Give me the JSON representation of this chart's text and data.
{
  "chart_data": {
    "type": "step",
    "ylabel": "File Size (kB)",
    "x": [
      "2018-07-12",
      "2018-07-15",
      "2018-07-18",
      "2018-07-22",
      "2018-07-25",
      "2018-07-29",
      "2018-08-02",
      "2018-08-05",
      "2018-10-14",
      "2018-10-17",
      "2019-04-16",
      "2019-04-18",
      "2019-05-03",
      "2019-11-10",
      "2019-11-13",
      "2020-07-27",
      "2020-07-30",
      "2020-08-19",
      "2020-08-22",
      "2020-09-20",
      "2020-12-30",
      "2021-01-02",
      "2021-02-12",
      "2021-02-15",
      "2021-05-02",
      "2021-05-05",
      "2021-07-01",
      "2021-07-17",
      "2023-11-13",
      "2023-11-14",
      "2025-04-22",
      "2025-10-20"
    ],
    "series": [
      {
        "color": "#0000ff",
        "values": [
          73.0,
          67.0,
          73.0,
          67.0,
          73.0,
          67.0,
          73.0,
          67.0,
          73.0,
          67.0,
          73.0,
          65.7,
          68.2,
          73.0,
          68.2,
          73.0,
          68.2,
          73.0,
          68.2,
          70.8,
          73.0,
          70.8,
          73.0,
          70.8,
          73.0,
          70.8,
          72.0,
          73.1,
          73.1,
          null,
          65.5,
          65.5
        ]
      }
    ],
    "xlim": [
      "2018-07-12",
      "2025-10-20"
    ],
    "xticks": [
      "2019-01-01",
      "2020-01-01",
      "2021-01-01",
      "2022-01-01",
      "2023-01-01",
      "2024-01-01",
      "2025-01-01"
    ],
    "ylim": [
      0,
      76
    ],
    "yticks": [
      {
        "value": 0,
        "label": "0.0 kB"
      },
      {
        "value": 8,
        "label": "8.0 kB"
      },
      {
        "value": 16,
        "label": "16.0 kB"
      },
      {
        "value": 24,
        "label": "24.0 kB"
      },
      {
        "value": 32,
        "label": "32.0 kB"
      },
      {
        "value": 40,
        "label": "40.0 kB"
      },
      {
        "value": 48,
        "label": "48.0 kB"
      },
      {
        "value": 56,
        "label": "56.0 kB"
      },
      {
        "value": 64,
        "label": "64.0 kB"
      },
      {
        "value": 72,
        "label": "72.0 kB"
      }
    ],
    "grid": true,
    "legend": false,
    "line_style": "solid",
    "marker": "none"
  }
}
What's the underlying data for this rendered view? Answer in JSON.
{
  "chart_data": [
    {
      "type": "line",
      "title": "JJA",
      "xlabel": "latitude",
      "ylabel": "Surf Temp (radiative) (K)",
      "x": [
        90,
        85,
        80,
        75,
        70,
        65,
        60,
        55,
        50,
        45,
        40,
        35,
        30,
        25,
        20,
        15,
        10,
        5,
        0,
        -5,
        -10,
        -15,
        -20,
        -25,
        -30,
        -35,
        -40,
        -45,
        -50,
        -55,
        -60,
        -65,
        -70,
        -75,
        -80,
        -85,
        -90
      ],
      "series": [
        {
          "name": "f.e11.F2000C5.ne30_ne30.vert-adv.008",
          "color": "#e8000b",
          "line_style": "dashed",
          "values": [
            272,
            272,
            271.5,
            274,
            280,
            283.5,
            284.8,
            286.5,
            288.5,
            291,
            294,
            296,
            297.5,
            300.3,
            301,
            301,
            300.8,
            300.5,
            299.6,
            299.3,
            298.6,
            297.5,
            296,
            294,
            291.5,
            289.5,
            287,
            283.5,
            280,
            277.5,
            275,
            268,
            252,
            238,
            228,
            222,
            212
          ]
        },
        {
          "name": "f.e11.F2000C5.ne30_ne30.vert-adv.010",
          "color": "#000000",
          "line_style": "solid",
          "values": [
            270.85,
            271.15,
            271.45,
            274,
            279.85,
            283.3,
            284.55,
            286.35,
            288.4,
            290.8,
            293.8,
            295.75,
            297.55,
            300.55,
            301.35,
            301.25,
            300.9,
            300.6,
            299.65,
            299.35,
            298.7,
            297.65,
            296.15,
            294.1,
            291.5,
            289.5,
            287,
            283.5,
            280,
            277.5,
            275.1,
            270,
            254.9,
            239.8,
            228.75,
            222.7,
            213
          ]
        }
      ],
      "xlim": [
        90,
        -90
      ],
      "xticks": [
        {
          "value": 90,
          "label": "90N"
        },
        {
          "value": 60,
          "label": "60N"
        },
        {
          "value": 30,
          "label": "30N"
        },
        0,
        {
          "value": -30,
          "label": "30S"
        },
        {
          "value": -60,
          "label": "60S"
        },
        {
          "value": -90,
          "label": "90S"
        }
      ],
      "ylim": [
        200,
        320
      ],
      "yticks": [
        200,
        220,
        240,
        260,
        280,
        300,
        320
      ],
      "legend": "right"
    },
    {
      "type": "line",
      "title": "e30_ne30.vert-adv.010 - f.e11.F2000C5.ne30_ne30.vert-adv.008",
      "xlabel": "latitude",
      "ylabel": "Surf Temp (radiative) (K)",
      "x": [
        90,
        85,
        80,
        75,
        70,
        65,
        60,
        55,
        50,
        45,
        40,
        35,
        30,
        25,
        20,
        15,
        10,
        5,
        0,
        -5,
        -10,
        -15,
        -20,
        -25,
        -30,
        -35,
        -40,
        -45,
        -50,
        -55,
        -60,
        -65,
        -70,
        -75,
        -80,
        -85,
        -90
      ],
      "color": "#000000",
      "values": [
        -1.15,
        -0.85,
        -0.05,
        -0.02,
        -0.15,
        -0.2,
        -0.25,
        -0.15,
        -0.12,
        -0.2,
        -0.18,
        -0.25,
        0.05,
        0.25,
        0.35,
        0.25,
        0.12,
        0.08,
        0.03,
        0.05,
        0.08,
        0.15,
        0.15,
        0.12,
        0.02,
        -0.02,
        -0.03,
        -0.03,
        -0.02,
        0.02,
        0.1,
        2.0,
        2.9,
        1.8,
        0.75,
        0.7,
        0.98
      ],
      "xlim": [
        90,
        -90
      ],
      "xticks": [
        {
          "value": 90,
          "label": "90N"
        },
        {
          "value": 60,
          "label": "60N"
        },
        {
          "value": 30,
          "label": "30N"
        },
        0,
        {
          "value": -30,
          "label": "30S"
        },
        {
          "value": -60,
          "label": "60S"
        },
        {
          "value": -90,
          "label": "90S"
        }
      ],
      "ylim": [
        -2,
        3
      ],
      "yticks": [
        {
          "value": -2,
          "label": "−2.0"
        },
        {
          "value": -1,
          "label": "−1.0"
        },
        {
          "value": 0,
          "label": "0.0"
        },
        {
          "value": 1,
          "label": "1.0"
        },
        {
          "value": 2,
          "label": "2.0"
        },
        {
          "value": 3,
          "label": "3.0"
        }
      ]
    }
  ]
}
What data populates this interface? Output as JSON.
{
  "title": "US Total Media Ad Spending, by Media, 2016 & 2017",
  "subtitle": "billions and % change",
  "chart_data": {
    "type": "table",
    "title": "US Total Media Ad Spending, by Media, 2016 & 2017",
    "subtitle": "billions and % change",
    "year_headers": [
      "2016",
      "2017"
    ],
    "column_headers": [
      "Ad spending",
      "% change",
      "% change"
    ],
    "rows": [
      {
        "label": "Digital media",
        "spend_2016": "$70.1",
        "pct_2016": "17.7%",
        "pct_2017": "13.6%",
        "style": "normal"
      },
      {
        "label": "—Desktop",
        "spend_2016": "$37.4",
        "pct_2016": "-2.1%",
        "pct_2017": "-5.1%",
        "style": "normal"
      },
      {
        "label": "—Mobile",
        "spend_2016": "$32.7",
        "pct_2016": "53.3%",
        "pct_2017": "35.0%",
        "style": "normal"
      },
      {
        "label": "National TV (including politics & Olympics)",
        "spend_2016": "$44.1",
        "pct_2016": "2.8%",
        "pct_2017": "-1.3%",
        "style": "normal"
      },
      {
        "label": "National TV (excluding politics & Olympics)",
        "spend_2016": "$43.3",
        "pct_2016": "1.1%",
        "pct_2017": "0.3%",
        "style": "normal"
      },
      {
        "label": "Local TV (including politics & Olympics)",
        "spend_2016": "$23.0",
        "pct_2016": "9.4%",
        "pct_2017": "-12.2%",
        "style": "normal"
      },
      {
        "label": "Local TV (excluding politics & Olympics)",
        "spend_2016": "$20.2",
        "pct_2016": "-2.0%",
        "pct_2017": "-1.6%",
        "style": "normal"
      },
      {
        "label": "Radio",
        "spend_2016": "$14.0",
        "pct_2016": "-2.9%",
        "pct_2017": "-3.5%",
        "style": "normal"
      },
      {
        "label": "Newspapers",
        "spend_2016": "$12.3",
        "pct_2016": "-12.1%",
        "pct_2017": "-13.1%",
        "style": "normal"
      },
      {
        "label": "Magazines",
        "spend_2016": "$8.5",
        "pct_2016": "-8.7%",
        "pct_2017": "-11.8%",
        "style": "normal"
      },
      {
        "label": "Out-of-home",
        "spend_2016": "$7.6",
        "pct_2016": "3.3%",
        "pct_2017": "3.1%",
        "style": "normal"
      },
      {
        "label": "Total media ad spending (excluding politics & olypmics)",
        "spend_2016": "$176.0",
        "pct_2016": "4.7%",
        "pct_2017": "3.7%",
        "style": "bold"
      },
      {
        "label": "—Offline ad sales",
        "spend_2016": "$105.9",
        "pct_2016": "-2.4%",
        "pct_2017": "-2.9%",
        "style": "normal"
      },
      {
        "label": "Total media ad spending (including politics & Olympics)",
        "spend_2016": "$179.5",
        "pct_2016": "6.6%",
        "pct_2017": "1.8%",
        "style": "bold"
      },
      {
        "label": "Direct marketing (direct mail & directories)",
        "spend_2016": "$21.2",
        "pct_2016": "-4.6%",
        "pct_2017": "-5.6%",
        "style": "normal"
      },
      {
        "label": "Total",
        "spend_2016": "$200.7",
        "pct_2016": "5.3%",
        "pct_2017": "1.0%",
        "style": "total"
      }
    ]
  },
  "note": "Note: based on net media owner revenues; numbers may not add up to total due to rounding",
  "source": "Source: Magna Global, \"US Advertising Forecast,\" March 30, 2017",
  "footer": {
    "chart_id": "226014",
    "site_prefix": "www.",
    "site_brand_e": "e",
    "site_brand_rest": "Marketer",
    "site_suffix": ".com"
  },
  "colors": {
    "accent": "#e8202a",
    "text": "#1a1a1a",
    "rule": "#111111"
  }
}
________
AIM OF THE TASK | Where does the word "this" appear in the listing? List each line that holds it.

RESPONSE |
Give me the JSON representation of this chart's text and data.
What's the underlying data for this rendered view? Answer in JSON.
What data populates this interface? Output as JSON.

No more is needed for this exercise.